In this exercise, reproduce all the entries that follow exactly.

**Records shown**
-*-

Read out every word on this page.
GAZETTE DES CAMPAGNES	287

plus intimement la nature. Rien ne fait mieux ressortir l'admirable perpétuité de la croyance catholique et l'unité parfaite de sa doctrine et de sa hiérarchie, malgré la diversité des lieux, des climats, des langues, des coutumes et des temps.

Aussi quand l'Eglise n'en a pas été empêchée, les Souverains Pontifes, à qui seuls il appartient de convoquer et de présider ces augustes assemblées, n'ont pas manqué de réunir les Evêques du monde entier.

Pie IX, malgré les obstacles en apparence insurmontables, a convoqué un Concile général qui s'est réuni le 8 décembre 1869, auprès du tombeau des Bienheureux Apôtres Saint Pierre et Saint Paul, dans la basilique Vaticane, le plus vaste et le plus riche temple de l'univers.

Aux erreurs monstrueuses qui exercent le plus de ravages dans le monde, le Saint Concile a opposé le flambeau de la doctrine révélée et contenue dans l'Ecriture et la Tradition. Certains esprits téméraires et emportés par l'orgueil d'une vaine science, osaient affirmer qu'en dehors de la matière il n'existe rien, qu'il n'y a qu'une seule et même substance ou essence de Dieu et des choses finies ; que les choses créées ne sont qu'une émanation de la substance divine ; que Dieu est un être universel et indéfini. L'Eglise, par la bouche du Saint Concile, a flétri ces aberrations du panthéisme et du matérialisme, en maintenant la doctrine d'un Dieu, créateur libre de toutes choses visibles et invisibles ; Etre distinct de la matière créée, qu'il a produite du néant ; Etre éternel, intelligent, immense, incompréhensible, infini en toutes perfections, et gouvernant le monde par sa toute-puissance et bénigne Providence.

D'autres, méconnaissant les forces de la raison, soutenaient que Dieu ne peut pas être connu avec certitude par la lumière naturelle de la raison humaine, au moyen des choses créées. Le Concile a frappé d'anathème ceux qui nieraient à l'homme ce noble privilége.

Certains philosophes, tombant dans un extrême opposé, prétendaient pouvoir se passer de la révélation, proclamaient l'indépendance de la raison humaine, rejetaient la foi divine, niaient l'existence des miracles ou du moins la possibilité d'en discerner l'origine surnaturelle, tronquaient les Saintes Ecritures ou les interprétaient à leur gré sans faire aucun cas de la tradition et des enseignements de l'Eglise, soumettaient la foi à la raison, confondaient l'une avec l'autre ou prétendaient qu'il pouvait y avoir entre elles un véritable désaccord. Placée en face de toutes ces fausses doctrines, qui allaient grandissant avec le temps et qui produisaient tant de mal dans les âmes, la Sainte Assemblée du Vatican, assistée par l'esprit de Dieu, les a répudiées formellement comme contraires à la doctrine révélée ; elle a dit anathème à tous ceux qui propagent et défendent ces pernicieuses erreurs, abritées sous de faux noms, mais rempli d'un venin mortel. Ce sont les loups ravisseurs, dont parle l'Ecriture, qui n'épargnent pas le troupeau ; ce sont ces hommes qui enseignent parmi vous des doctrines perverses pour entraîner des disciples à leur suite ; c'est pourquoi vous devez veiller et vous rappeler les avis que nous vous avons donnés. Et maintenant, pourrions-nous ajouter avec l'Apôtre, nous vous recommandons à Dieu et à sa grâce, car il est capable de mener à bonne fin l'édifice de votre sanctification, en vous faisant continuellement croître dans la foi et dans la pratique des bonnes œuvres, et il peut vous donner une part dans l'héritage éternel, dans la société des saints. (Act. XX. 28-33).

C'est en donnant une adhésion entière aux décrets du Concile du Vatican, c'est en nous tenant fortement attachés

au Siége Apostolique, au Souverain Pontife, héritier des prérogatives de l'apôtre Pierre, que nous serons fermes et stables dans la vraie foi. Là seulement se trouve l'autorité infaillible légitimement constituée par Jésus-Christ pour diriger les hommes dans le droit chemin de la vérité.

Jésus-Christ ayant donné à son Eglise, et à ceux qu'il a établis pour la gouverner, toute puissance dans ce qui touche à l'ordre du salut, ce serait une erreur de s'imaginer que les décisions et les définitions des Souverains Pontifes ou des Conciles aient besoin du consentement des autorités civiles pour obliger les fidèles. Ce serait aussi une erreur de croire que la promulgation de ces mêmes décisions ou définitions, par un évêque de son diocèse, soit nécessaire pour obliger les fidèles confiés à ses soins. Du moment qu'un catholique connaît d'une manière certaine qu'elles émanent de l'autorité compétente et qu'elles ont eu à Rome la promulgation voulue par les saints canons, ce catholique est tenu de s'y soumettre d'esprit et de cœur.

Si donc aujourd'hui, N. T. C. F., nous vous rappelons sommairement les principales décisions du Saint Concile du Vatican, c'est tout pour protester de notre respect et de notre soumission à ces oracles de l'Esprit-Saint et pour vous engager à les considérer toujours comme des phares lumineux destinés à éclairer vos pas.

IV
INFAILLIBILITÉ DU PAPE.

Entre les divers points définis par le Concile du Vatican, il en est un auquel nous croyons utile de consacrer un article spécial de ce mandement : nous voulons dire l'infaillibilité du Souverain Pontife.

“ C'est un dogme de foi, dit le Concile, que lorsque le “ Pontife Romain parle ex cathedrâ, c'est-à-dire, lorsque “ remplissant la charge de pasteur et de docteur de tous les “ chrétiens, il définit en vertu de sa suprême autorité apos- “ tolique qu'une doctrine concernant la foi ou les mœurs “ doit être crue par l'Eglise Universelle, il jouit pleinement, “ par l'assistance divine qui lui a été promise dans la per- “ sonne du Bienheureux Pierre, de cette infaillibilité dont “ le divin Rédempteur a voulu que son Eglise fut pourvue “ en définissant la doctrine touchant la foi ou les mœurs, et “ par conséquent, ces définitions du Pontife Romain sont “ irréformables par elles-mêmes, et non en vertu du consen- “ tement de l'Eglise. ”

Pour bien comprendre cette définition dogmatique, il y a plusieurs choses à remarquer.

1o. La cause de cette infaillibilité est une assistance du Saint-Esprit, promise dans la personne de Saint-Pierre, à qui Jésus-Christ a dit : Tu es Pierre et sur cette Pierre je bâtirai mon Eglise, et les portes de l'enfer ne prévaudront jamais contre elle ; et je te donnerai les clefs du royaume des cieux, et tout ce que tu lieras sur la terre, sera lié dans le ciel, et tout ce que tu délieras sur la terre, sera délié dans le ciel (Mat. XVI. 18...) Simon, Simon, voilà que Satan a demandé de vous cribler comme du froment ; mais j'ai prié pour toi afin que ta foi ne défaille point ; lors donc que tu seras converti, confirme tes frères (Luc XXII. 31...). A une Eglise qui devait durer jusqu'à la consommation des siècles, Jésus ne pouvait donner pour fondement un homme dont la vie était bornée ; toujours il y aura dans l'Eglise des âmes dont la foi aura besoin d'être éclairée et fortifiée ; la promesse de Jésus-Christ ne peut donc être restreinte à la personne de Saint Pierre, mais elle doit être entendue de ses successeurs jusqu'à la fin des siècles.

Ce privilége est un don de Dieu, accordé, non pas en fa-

-*-

**Answer in full**
Read out every word on this page.
GAZETTE DES CAMPAGNES	287

plus intimement la nature. Rien ne fait mieux ressortir l'admirable perpétuité de la croyance catholique et l'unité parfaite de sa doctrine et de sa hiérarchie, malgré la diversité des lieux, des climats, des langues, des coutumes et des temps.

Aussi quand l'Eglise n'en a pas été empêchée, les Souverains Pontifes, à qui seuls il appartient de convoquer et de présider ces augustes assemblées, n'ont pas manqué de réunir les Evêques du monde entier.

Pie IX, malgré les obstacles en apparence insurmontables, a convoqué un Concile général qui s'est réuni le 8 décembre 1869, auprès du tombeau des Bienheureux Apôtres Saint Pierre et Saint Paul, dans la basilique Vaticane, le plus vaste et le plus riche temple de l'univers.

Aux erreurs monstrueuses qui exercent le plus de ravages dans le monde, le Saint Concile a opposé le flambeau de la doctrine révélée et contenue dans l'Ecriture et la Tradition. Certains esprits téméraires et emportés par l'orgueil d'une vaine science, osaient affirmer qu'en dehors de la matière il n'existe rien, qu'il n'y a qu'une seule et même substance ou essence de Dieu et des choses finies ; que les choses créées ne sont qu'une émanation de la substance divine ; que Dieu est un être universel et indéfini. L'Eglise, par la bouche du Saint Concile, a flétri ces aberrations du panthéisme et du matérialisme, en maintenant la doctrine d'un Dieu, créateur libre de toutes choses visibles et invisibles ; Etre distinct de la matière créée, qu'il a produite du néant ; Etre éternel, intelligent, immense, incompréhensible, infini en toutes perfections, et gouvernant le monde par sa toute-puissance et bénigne Providence.

D'autres, méconnaissant les forces de la raison, soutenaient que Dieu ne peut pas être connu avec certitude par la lumière naturelle de la raison humaine, au moyen des choses créées. Le Concile a frappé d'anathème ceux qui nieraient à l'homme ce noble privilége.

Certains philosophes, tombant dans un extrême opposé, prétendaient pouvoir se passer de la révélation, proclamaient l'indépendance de la raison humaine, rejetaient la foi divine, niaient l'existence des miracles ou du moins la possibilité d'en discerner l'origine surnaturelle, tronquaient les Saintes Ecritures ou les interprétaient à leur gré sans faire aucun cas de la tradition et des enseignements de l'Eglise, soumettaient la foi à la raison, confondaient l'une avec l'autre ou prétendaient qu'il pouvait y avoir entre elles un véritable désaccord. Placée en face de toutes ces fausses doctrines, qui allaient grandissant avec le temps et qui produisaient tant de mal dans les âmes, la Sainte Assemblée du Vatican, assistée par l'esprit de Dieu, les a répudiées formellement comme contraires à la doctrine révélée ; elle a dit anathème à tous ceux qui propagent et défendent ces pernicieuses erreurs, abritées sous de faux noms, mais rempli d'un venin mortel. Ce sont les loups ravisseurs, dont parle l'Ecriture, qui n'épargnent pas le troupeau ; ce sont ces hommes qui enseignent parmi vous des doctrines perverses pour entraîner des disciples à leur suite ; c'est pourquoi vous devez veiller et vous rappeler les avis que nous vous avons donnés. Et maintenant, pourrions-nous ajouter avec l'Apôtre, nous vous recommandons à Dieu et à sa grâce, car il est capable de mener à bonne fin l'édifice de votre sanctification, en vous faisant continuellement croître dans la foi et dans la pratique des bonnes œuvres, et il peut vous donner une part dans l'héritage éternel, dans la société des saints. (Act. XX. 28-33).

C'est en donnant une adhésion entière aux décrets du Concile du Vatican, c'est en nous tenant fortement attachés

au Siége Apostolique, au Souverain Pontife, héritier des prérogatives de l'apôtre Pierre, que nous serons fermes et stables dans la vraie foi. Là seulement se trouve l'autorité infaillible légitimement constituée par Jésus-Christ pour diriger les hommes dans le droit chemin de la vérité.

Jésus-Christ ayant donné à son Eglise, et à ceux qu'il a établis pour la gouverner, toute puissance dans ce qui touche à l'ordre du salut, ce serait une erreur de s'imaginer que les décisions et les définitions des Souverains Pontifes ou des Conciles aient besoin du consentement des autorités civiles pour obliger les fidèles. Ce serait aussi une erreur de croire que la promulgation de ces mêmes décisions ou définitions, par un évêque de son diocèse, soit nécessaire pour obliger les fidèles confiés à ses soins. Du moment qu'un catholique connaît d'une manière certaine qu'elles émanent de l'autorité compétente et qu'elles ont eu à Rome la promulgation voulue par les saints canons, ce catholique est tenu de s'y soumettre d'esprit et de cœur.

Si donc aujourd'hui, N. T. C. F., nous vous rappelons sommairement les principales décisions du Saint Concile du Vatican, c'est tout pour protester de notre respect et de notre soumission à ces oracles de l'Esprit-Saint et pour vous engager à les considérer toujours comme des phares lumineux destinés à éclairer vos pas.

IV
INFAILLIBILITÉ DU PAPE.

Entre les divers points définis par le Concile du Vatican, il en est un auquel nous croyons utile de consacrer un article spécial de ce mandement : nous voulons dire l'infaillibilité du Souverain Pontife.

“ C'est un dogme de foi, dit le Concile, que lorsque le “ Pontife Romain parle ex cathedrâ, c'est-à-dire, lorsque “ remplissant la charge de pasteur et de docteur de tous les “ chrétiens, il définit en vertu de sa suprême autorité apos- “ tolique qu'une doctrine concernant la foi ou les mœurs “ doit être crue par l'Eglise Universelle, il jouit pleinement, “ par l'assistance divine qui lui a été promise dans la per- “ sonne du Bienheureux Pierre, de cette infaillibilité dont “ le divin Rédempteur a voulu que son Eglise fut pourvue “ en définissant la doctrine touchant la foi ou les mœurs, et “ par conséquent, ces définitions du Pontife Romain sont “ irréformables par elles-mêmes, et non en vertu du consen- “ tement de l'Eglise. ”

Pour bien comprendre cette définition dogmatique, il y a plusieurs choses à remarquer.

1o. La cause de cette infaillibilité est une assistance du Saint-Esprit, promise dans la personne de Saint-Pierre, à qui Jésus-Christ a dit : Tu es Pierre et sur cette Pierre je bâtirai mon Eglise, et les portes de l'enfer ne prévaudront jamais contre elle ; et je te donnerai les clefs du royaume des cieux, et tout ce que tu lieras sur la terre, sera lié dans le ciel, et tout ce que tu délieras sur la terre, sera délié dans le ciel (Mat. XVI. 18...) Simon, Simon, voilà que Satan a demandé de vous cribler comme du froment ; mais j'ai prié pour toi afin que ta foi ne défaille point ; lors donc que tu seras converti, confirme tes frères (Luc XXII. 31...). A une Eglise qui devait durer jusqu'à la consommation des siècles, Jésus ne pouvait donner pour fondement un homme dont la vie était bornée ; toujours il y aura dans l'Eglise des âmes dont la foi aura besoin d'être éclairée et fortifiée ; la promesse de Jésus-Christ ne peut donc être restreinte à la personne de Saint Pierre, mais elle doit être entendue de ses successeurs jusqu'à la fin des siècles.

Ce privilége est un don de Dieu, accordé, non pas en fa-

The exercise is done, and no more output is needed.